Records from a data source:
********
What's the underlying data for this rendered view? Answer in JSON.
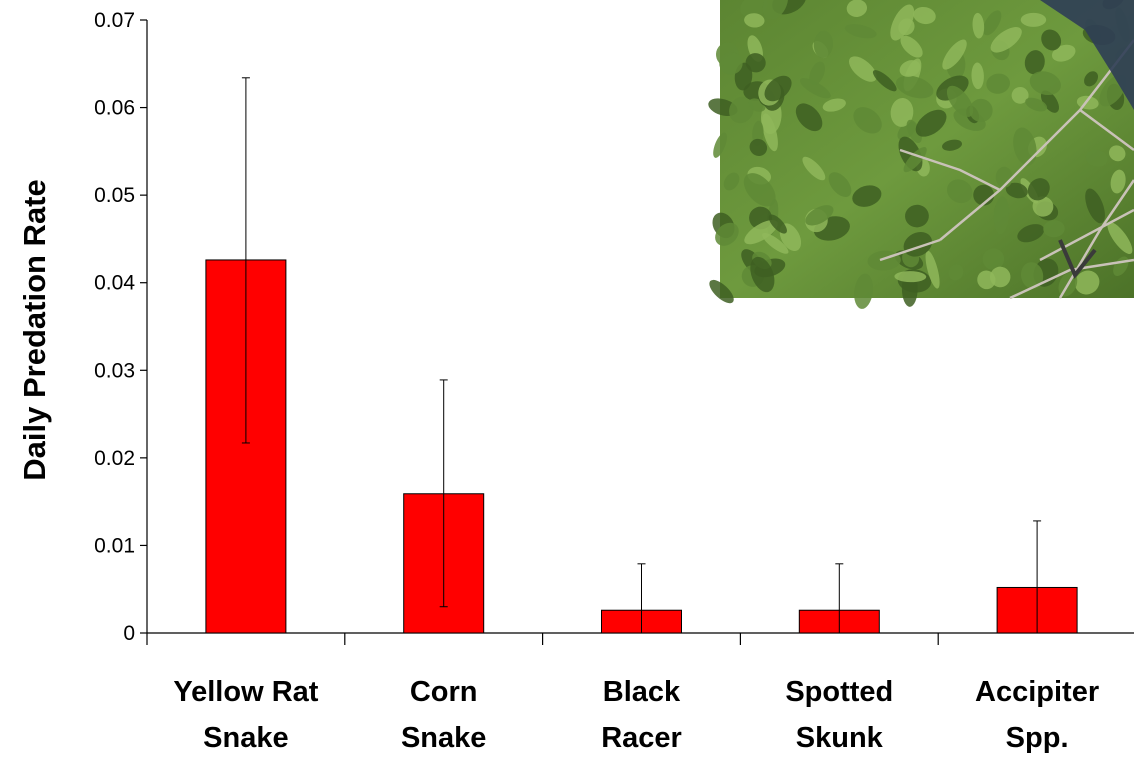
{
  "chart_data": {
    "type": "bar",
    "title": "",
    "xlabel": "",
    "ylabel": "Daily Predation Rate",
    "ylim": [
      0,
      0.07
    ],
    "yticks": [
      "0",
      "0.01",
      "0.02",
      "0.03",
      "0.04",
      "0.05",
      "0.06",
      "0.07"
    ],
    "grid": false,
    "categories": [
      [
        "Yellow Rat",
        "Snake"
      ],
      [
        "Corn",
        "Snake"
      ],
      [
        "Black",
        "Racer"
      ],
      [
        "Spotted",
        "Skunk"
      ],
      [
        "Accipiter",
        "Spp."
      ]
    ],
    "values": [
      0.0426,
      0.0159,
      0.0026,
      0.0026,
      0.0052
    ],
    "error_low": [
      0.0217,
      0.003,
      0.0,
      0.0,
      0.0
    ],
    "error_high": [
      0.0634,
      0.0289,
      0.0079,
      0.0079,
      0.0128
    ],
    "bar_color": "#ff0000",
    "bar_edge_color": "#000000"
  },
  "inset_photo": {
    "description_icon": "bird-in-shrub-photo",
    "colors": [
      "#5f8a36",
      "#8fb75a",
      "#3e5f22",
      "#b7b0a8",
      "#2b3a4f"
    ]
  }
}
********
[TASK OBJECTIVE] Reproduce the whole listing above word for word, but not its pictures.

[COMPLETE ANSWER]
What's the underlying data for this rendered view? Answer in JSON.
{
  "chart_data": {
    "type": "bar",
    "title": "",
    "xlabel": "",
    "ylabel": "Daily Predation Rate",
    "ylim": [
      0,
      0.07
    ],
    "yticks": [
      "0",
      "0.01",
      "0.02",
      "0.03",
      "0.04",
      "0.05",
      "0.06",
      "0.07"
    ],
    "grid": false,
    "categories": [
      [
        "Yellow Rat",
        "Snake"
      ],
      [
        "Corn",
        "Snake"
      ],
      [
        "Black",
        "Racer"
      ],
      [
        "Spotted",
        "Skunk"
      ],
      [
        "Accipiter",
        "Spp."
      ]
    ],
    "values": [
      0.0426,
      0.0159,
      0.0026,
      0.0026,
      0.0052
    ],
    "error_low": [
      0.0217,
      0.003,
      0.0,
      0.0,
      0.0
    ],
    "error_high": [
      0.0634,
      0.0289,
      0.0079,
      0.0079,
      0.0128
    ],
    "bar_color": "#ff0000",
    "bar_edge_color": "#000000"
  },
  "inset_photo": {
    "description_icon": "bird-in-shrub-photo",
    "colors": [
      "#5f8a36",
      "#8fb75a",
      "#3e5f22",
      "#b7b0a8",
      "#2b3a4f"
    ]
  }
}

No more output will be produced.